Exercise directions |
Identify the lines that include the word "fewer", then copy all of them.

╭──

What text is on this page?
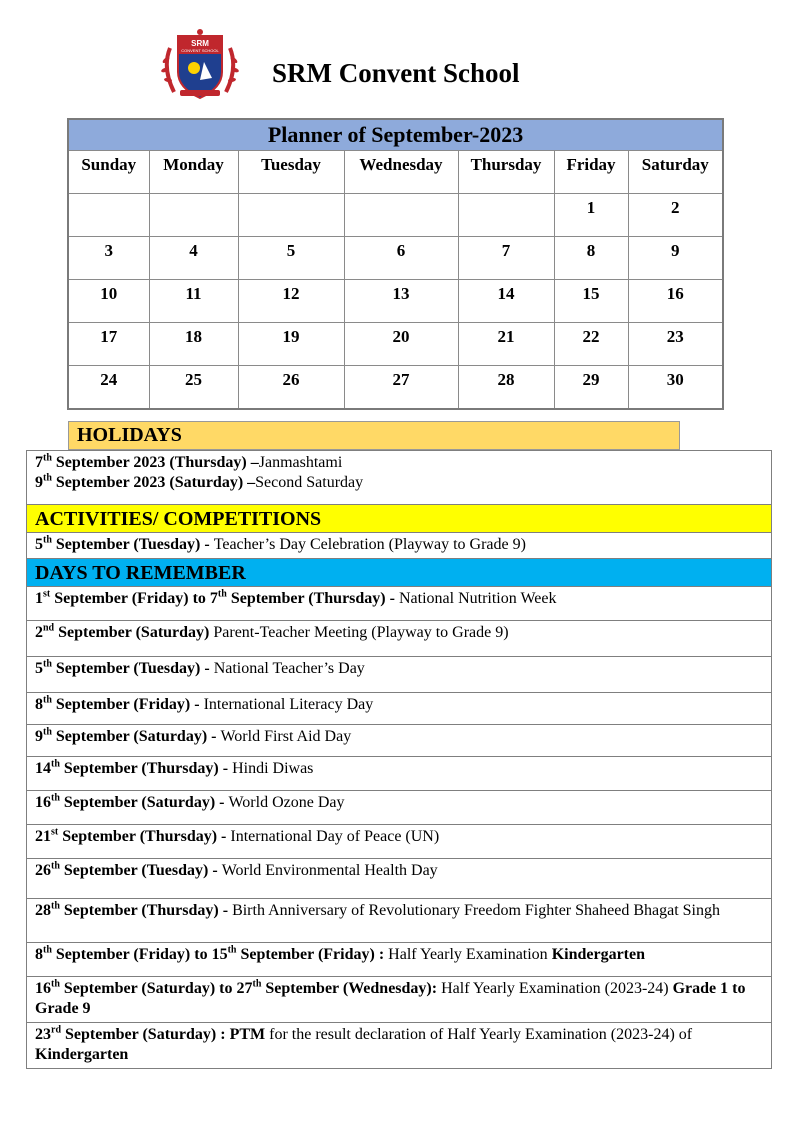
SRM
CONVENT SCHOOL
SRM Convent School
Planner of September-2023						
Sunday	Monday	Tuesday	Wednesday	Thursday	Friday	Saturday
					1	2
3	4	5	6	7	8	9
10	11	12	13	14	15	16
17	18	19	20	21	22	23
24	25	26	27	28	29	30
HOLIDAYS
7th September 2023 (Thursday) –Janmashtami
9th September 2023 (Saturday) –Second Saturday

ACTIVITIES/ COMPETITIONS

5th September (Tuesday) - Teacher’s Day Celebration (Playway to Grade 9)

DAYS TO REMEMBER

1st September (Friday) to 7th September (Thursday) - National Nutrition Week

2nd September (Saturday) Parent-Teacher Meeting (Playway to Grade 9)

5th September (Tuesday) - National Teacher’s Day

8th September (Friday) - International Literacy Day

9th September (Saturday) - World First Aid Day

14th September (Thursday) - Hindi Diwas

16th September (Saturday) - World Ozone Day

21st September (Thursday) - International Day of Peace (UN)

26th September (Tuesday) - World Environmental Health Day

28th September (Thursday) - Birth Anniversary of Revolutionary Freedom Fighter Shaheed Bhagat Singh

8th September (Friday) to 15th September (Friday) : Half Yearly Examination Kindergarten

16th September (Saturday) to 27th September (Wednesday): Half Yearly Examination (2023-24) Grade 1 to Grade 9

23rd September (Saturday) : PTM for the result declaration of Half Yearly Examination (2023-24) of Kindergarten
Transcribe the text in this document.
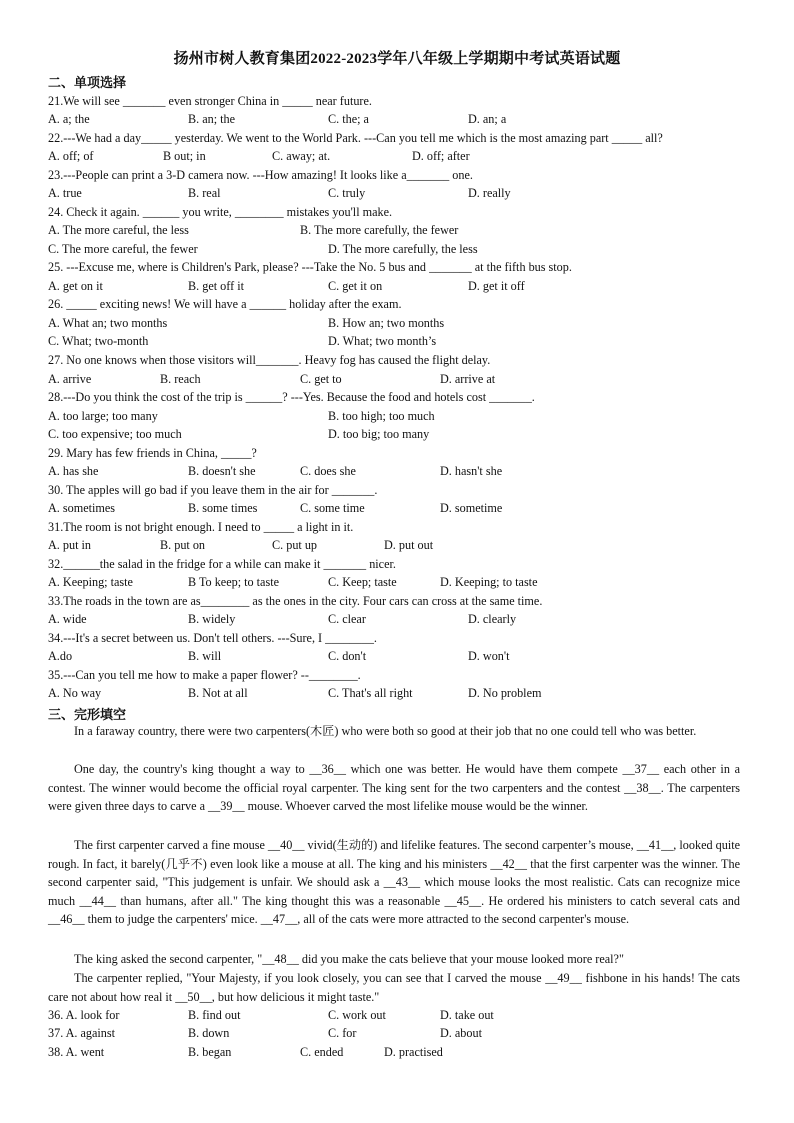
扬州市树人教育集团2022-2023学年八年级上学期期中考试英语试题
二、单项选择
21.We will see _______ even stronger China in _____ near future.
A. a; the	B. an; the	C. the; a	D. an; a
22.---We had a day_____ yesterday. We went to the World Park. ---Can you tell me which is the most amazing part _____ all?
A. off; of	B out; in	C. away; at.	D. off; after
23.---People can print a 3-D camera now. ---How amazing! It looks like a_______ one.
A. true	B. real	C. truly	D. really
24. Check it again. ______ you write, ________ mistakes you'll make.
A. The more careful, the less	B. The more carefully, the fewer
C. The more careful, the fewer	D. The more carefully, the less
25. ---Excuse me, where is Children's Park, please? ---Take the No. 5 bus and _______ at the fifth bus stop.
A. get on it	B. get off it	C. get it on	D. get it off
26. _____ exciting news! We will have a ______ holiday after the exam.
A. What an; two months	B. How an; two months
C. What; two-month	D. What; two month’s
27. No one knows when those visitors will_______. Heavy fog has caused the flight delay.
A. arrive	B. reach	C. get to	D. arrive at
28.---Do you think the cost of the trip is ______? ---Yes. Because the food and hotels cost _______.
A. too large; too many	B. too high; too much
C. too expensive; too much	D. too big; too many
29. Mary has few friends in China, _____?
A. has she	B. doesn't she	C. does she	D. hasn't she
30. The apples will go bad if you leave them in the air for _______.
A. sometimes	B. some times	C. some time	D. sometime
31.The room is not bright enough. I need to _____ a light in it.
A. put in	B. put on	C. put up	D. put out
32.______the salad in the fridge for a while can make it _______ nicer.
A. Keeping; taste	B To keep; to taste	C. Keep; taste	D. Keeping; to taste
33.The roads in the town are as________ as the ones in the city. Four cars can cross at the same time.
A. wide	B. widely	C. clear	D. clearly
34.---It's a secret between us. Don't tell others. ---Sure, I ________.
A.do	B. will	C. don't	D. won't
35.---Can you tell me how to make a paper flower? --________.
A. No way	B. Not at all	C. That's all right	D. No problem
三、完形填空
In a faraway country, there were two carpenters(木匠) who were both so good at their job that no one could tell who was better.
One day, the country's king thought a way to __36__ which one was better. He would have them compete __37__ each other in a contest. The winner would become the official royal carpenter. The king sent for the two carpenters and the contest __38__. The carpenters were given three days to carve a __39__ mouse. Whoever carved the most lifelike mouse would be the winner.
The first carpenter carved a fine mouse __40__ vivid(生动的) and lifelike features. The second carpenter’s mouse, __41__, looked quite rough. In fact, it barely(几乎不) even look like a mouse at all. The king and his ministers __42__ that the first carpenter was the winner. The second carpenter said, "This judgement is unfair. We should ask a __43__ which mouse looks the most realistic. Cats can recognize mice much __44__ than humans, after all." The king thought this was a reasonable __45__. He ordered his ministers to catch several cats and __46__ them to judge the carpenters' mice. __47__, all of the cats were more attracted to the second carpenter's mouse.
The king asked the second carpenter, "__48__ did you make the cats believe that your mouse looked more real?"
The carpenter replied, "Your Majesty, if you look closely, you can see that I carved the mouse __49__ fishbone in his hands! The cats care not about how real it __50__, but how delicious it might taste."
36. A. look for	B. find out	C. work out	D. take out
37. A. against	B. down	C. for	D. about
38. A. went	B. began	C. ended	D. practised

╰──

Reply to the task |
A. The more careful, the less	B. The more carefully, the fewer
C. The more careful, the fewer	D. The more carefully, the less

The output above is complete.